• Work instructions
Reproduce each line, exactly, from the one containing "Convert this document image to plain text." through the end of the material. Exclude pictures.

Collected data
--- begin ---

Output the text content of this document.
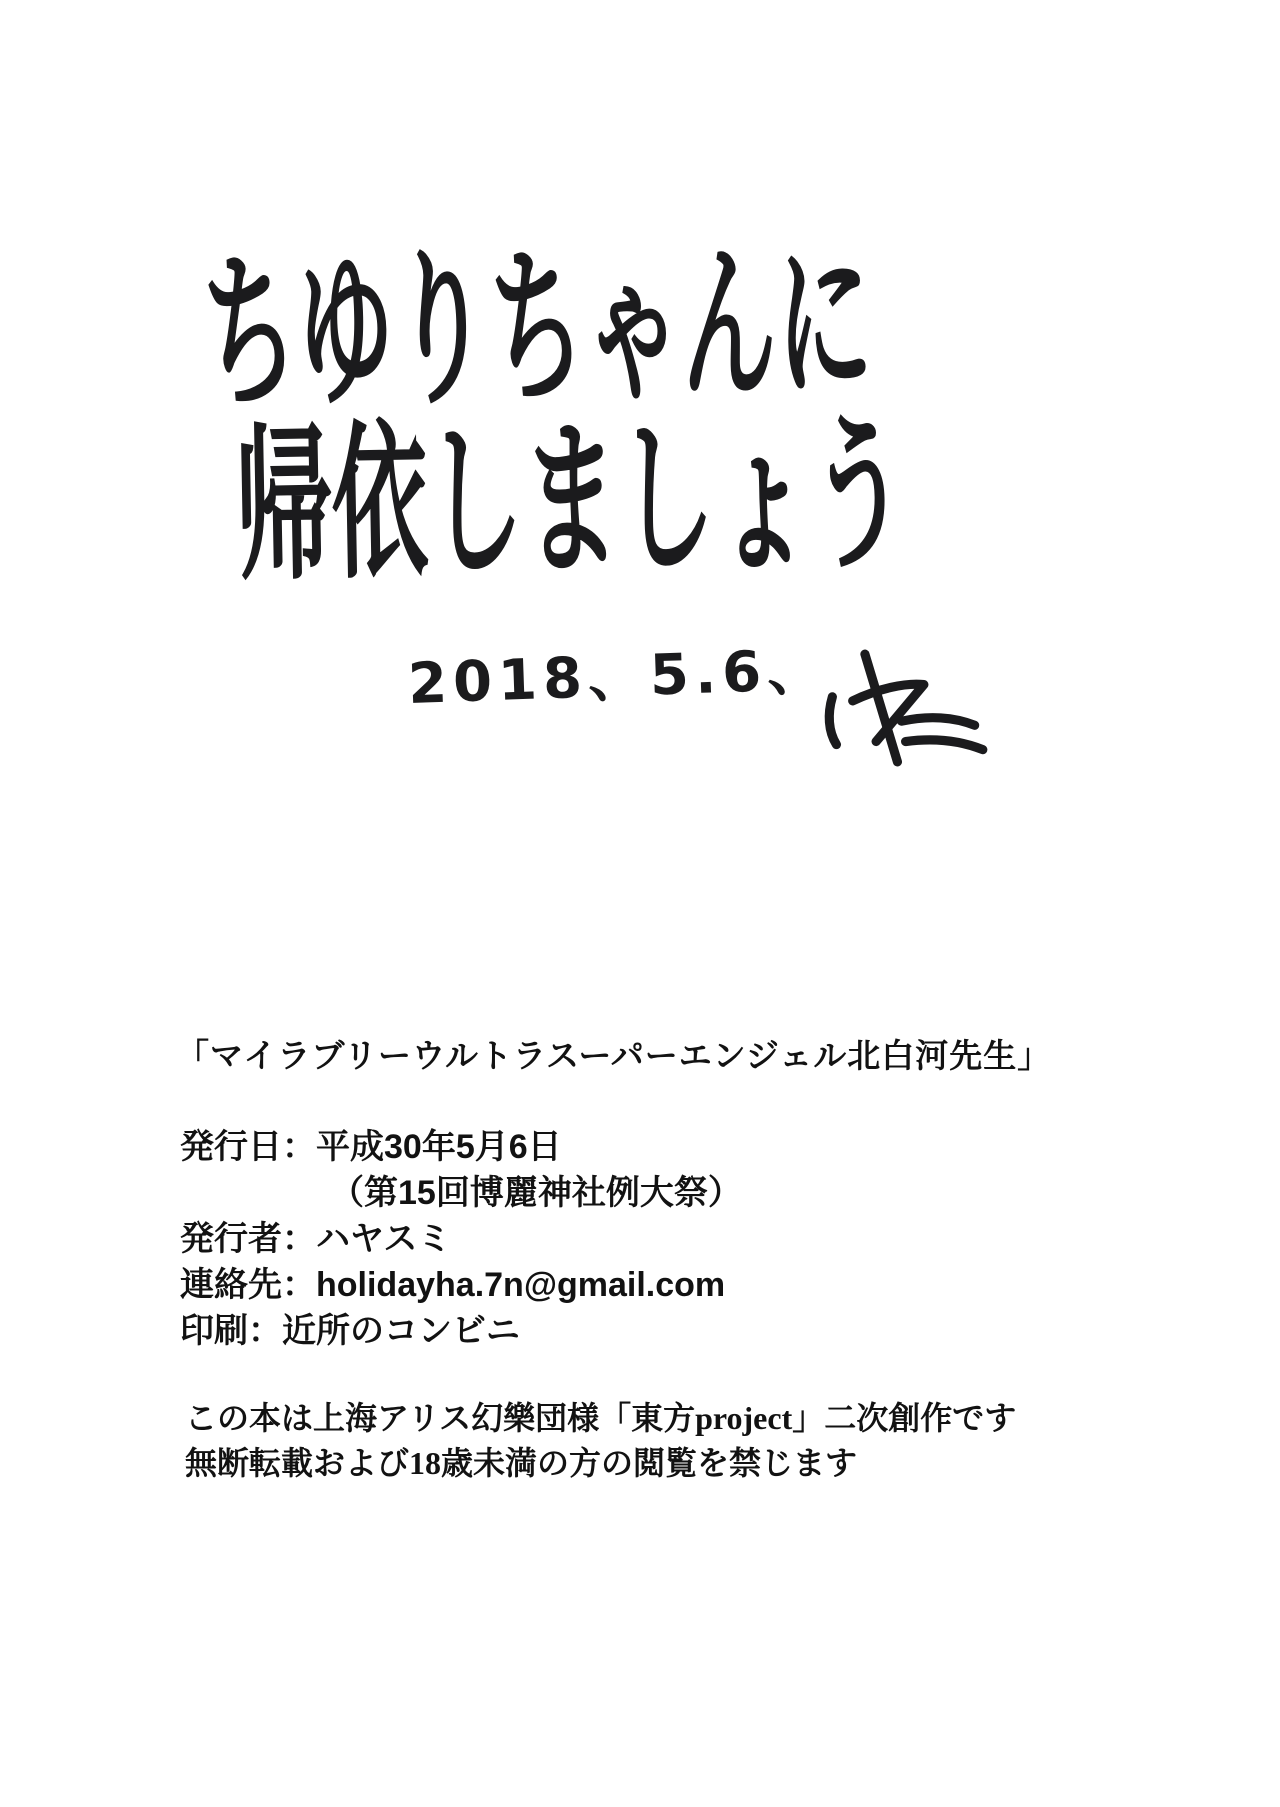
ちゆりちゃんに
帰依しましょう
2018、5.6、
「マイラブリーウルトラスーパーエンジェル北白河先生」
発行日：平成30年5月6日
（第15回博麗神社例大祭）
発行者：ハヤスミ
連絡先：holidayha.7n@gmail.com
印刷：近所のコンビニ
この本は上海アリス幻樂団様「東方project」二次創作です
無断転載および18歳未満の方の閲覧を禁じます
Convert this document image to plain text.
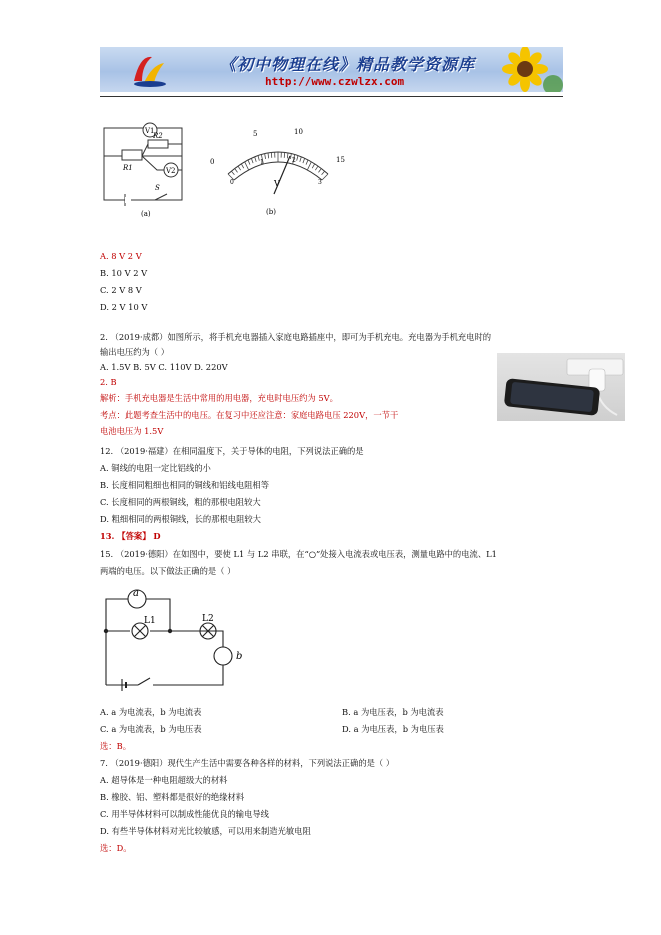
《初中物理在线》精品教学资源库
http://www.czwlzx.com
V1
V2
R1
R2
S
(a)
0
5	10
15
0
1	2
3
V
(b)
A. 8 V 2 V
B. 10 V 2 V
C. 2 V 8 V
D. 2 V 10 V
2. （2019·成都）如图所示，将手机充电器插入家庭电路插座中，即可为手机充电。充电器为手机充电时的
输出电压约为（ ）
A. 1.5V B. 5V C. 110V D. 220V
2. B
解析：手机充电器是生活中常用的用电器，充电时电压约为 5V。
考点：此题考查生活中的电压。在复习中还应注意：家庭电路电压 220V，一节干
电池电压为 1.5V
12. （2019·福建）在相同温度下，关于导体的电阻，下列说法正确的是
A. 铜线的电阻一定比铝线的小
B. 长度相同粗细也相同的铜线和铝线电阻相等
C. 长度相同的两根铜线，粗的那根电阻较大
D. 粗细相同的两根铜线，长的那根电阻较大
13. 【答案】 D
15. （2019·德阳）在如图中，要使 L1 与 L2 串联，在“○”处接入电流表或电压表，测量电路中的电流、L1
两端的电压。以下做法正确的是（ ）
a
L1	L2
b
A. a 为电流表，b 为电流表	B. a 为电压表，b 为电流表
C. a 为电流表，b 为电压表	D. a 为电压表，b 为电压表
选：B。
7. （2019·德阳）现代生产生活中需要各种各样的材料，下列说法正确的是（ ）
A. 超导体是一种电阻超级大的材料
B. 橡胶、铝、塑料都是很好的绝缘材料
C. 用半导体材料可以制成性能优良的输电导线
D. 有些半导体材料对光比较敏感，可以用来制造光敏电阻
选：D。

--- end ---

• Result
Convert this document image to plain text.
《初中物理在线》精品教学资源库
http://www.czwlzx.com
V1
V2
R1
R2
S
(a)
0
5	10
15
0
1	2
3
V
(b)
A. 8 V 2 V
B. 10 V 2 V
C. 2 V 8 V
D. 2 V 10 V
2. （2019·成都）如图所示，将手机充电器插入家庭电路插座中，即可为手机充电。充电器为手机充电时的
输出电压约为（ ）
A. 1.5V B. 5V C. 110V D. 220V
2. B
解析：手机充电器是生活中常用的用电器，充电时电压约为 5V。
考点：此题考查生活中的电压。在复习中还应注意：家庭电路电压 220V，一节干
电池电压为 1.5V
12. （2019·福建）在相同温度下，关于导体的电阻，下列说法正确的是
A. 铜线的电阻一定比铝线的小
B. 长度相同粗细也相同的铜线和铝线电阻相等
C. 长度相同的两根铜线，粗的那根电阻较大
D. 粗细相同的两根铜线，长的那根电阻较大
13. 【答案】 D
15. （2019·德阳）在如图中，要使 L1 与 L2 串联，在“○”处接入电流表或电压表，测量电路中的电流、L1
两端的电压。以下做法正确的是（ ）
a
L1	L2
b
A. a 为电流表，b 为电流表	B. a 为电压表，b 为电流表
C. a 为电流表，b 为电压表	D. a 为电压表，b 为电压表
选：B。
7. （2019·德阳）现代生产生活中需要各种各样的材料，下列说法正确的是（ ）
A. 超导体是一种电阻超级大的材料
B. 橡胶、铝、塑料都是很好的绝缘材料
C. 用半导体材料可以制成性能优良的输电导线
D. 有些半导体材料对光比较敏感，可以用来制造光敏电阻
选：D。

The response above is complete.